___ PROVIDED ENTRIES

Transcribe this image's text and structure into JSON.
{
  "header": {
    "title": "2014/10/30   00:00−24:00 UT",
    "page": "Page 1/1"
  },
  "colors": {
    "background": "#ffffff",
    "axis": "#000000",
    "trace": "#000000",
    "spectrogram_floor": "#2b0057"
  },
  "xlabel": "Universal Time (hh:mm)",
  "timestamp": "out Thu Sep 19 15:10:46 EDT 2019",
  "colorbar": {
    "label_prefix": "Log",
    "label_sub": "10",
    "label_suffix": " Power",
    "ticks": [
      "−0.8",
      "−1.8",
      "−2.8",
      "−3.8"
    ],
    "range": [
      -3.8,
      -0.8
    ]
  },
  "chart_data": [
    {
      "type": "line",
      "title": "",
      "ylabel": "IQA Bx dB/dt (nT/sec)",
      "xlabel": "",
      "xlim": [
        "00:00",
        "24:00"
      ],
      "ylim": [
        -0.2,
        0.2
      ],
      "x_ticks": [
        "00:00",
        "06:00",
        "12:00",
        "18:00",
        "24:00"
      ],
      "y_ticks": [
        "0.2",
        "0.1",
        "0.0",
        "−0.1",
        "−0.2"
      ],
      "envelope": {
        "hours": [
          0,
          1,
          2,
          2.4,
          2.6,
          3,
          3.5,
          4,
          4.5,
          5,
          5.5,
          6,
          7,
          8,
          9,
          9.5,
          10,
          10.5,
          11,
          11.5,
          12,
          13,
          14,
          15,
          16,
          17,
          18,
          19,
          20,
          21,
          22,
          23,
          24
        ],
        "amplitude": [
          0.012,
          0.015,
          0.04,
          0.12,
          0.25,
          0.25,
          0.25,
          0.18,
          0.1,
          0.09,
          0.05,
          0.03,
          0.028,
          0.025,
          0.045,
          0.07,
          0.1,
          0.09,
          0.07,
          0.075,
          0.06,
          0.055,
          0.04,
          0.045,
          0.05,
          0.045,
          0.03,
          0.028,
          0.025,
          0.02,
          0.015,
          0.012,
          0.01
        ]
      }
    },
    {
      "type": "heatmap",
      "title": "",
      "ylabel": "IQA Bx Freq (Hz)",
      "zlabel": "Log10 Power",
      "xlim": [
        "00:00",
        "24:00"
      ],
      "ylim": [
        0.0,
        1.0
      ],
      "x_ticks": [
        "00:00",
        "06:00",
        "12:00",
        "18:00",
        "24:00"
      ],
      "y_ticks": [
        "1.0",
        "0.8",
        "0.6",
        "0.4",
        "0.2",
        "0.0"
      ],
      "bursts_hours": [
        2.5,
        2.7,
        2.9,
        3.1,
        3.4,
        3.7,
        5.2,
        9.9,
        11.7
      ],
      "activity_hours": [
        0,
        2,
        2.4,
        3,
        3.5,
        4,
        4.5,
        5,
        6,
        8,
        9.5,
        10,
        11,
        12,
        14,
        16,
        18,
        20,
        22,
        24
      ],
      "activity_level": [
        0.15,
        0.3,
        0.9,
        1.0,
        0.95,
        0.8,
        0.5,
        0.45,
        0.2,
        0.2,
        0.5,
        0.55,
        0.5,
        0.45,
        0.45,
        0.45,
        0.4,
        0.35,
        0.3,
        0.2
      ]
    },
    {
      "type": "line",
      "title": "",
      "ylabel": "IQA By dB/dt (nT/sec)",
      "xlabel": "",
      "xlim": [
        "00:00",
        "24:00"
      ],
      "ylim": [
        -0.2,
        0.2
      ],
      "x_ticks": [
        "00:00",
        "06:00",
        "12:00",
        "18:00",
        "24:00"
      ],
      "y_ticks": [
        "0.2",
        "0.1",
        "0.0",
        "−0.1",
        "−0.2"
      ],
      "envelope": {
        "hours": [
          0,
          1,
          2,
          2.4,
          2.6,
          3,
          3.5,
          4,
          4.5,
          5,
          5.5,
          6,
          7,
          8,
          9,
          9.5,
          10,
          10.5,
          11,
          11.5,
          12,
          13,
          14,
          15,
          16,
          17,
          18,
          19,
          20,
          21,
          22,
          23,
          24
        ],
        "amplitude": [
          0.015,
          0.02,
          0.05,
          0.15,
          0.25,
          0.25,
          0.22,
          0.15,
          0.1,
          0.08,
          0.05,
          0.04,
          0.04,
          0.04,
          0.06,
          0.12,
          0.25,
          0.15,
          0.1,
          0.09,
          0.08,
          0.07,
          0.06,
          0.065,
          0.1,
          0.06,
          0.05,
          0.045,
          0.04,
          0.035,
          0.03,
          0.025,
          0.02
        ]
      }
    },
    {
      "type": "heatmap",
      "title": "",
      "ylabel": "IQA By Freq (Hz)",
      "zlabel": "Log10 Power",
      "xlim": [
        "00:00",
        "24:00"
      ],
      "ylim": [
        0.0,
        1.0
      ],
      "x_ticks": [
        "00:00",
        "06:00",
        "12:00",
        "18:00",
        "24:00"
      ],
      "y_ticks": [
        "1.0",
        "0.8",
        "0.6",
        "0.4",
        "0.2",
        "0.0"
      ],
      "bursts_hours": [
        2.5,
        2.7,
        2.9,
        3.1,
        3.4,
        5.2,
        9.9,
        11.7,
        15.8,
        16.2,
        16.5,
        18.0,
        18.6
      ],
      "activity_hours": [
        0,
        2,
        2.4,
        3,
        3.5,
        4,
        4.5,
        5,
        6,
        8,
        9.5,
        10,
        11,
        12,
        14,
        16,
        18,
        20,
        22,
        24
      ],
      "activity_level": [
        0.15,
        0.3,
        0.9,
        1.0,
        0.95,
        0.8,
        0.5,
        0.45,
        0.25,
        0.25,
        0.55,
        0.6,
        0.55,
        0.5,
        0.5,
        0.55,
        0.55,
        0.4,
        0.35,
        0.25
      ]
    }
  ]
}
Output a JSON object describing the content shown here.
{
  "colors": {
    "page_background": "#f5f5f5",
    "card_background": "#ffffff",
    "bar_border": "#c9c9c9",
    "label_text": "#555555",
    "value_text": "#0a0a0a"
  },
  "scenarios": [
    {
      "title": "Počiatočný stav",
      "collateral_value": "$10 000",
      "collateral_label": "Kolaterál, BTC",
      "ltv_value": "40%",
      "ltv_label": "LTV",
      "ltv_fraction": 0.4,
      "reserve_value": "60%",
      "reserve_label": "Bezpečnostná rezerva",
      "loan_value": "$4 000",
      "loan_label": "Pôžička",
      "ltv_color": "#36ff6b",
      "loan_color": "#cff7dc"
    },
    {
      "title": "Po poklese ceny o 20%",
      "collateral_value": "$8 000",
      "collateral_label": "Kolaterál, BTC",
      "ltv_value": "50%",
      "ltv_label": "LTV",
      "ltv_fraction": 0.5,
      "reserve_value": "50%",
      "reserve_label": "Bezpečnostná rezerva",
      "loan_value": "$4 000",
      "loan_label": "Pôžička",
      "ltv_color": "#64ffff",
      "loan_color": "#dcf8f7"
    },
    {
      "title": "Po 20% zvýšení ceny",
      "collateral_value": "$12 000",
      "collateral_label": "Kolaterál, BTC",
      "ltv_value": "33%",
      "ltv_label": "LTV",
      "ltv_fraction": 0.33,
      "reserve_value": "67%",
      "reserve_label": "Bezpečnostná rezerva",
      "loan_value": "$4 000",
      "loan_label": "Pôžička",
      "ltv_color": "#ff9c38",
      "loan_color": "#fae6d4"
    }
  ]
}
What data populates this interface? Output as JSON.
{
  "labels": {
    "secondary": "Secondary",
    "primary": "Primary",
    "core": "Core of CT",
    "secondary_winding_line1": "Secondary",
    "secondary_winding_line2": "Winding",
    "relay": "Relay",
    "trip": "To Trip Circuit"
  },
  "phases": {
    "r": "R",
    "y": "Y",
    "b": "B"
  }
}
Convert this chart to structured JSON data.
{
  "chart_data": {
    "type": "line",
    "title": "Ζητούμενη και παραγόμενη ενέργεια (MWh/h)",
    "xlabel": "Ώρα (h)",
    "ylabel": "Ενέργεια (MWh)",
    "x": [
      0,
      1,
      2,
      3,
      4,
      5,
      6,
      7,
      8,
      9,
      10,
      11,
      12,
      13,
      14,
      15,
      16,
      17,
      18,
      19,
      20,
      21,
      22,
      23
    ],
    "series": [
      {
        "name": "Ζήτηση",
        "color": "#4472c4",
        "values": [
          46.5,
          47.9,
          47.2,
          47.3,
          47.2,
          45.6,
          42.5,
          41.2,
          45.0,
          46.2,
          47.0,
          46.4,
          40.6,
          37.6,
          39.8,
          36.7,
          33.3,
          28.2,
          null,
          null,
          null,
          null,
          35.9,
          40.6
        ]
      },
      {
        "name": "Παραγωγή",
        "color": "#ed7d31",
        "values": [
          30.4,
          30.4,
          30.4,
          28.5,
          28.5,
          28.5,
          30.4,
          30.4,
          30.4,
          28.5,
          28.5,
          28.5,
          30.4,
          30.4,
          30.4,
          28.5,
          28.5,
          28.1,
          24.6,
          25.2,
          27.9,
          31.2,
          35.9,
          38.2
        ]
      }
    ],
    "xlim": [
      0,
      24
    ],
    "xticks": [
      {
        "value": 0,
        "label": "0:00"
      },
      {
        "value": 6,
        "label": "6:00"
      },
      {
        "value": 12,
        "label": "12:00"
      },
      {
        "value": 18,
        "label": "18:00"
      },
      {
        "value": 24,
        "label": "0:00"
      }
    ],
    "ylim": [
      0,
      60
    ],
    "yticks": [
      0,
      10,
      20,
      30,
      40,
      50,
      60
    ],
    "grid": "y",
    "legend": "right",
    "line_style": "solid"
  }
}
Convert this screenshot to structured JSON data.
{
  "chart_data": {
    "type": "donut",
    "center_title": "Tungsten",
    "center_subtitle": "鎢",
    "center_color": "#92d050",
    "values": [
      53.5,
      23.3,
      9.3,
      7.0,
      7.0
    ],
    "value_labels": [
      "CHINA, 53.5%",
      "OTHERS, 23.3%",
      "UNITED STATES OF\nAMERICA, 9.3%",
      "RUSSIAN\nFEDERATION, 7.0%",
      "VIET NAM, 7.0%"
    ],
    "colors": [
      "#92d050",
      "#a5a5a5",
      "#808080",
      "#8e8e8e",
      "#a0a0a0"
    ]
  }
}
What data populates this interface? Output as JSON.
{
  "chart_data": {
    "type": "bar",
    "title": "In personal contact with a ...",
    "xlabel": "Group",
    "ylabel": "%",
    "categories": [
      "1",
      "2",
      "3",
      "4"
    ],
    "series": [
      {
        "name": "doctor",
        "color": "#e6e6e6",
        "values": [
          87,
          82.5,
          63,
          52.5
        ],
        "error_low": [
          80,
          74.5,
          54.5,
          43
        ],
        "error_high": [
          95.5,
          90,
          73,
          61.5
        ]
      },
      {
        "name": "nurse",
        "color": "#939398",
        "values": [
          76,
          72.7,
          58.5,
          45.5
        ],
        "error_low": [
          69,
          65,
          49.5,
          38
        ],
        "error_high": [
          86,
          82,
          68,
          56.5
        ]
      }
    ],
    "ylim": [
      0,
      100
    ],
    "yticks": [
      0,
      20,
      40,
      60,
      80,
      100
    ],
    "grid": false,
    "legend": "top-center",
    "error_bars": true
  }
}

______

• _TASK DIRECTIONS_: Go through the listing above and list every line that has the word "ceny".

• _FULL RESPONSE_:
      "title": "Po poklese ceny o 20%",
      "title": "Po 20% zvýšení ceny",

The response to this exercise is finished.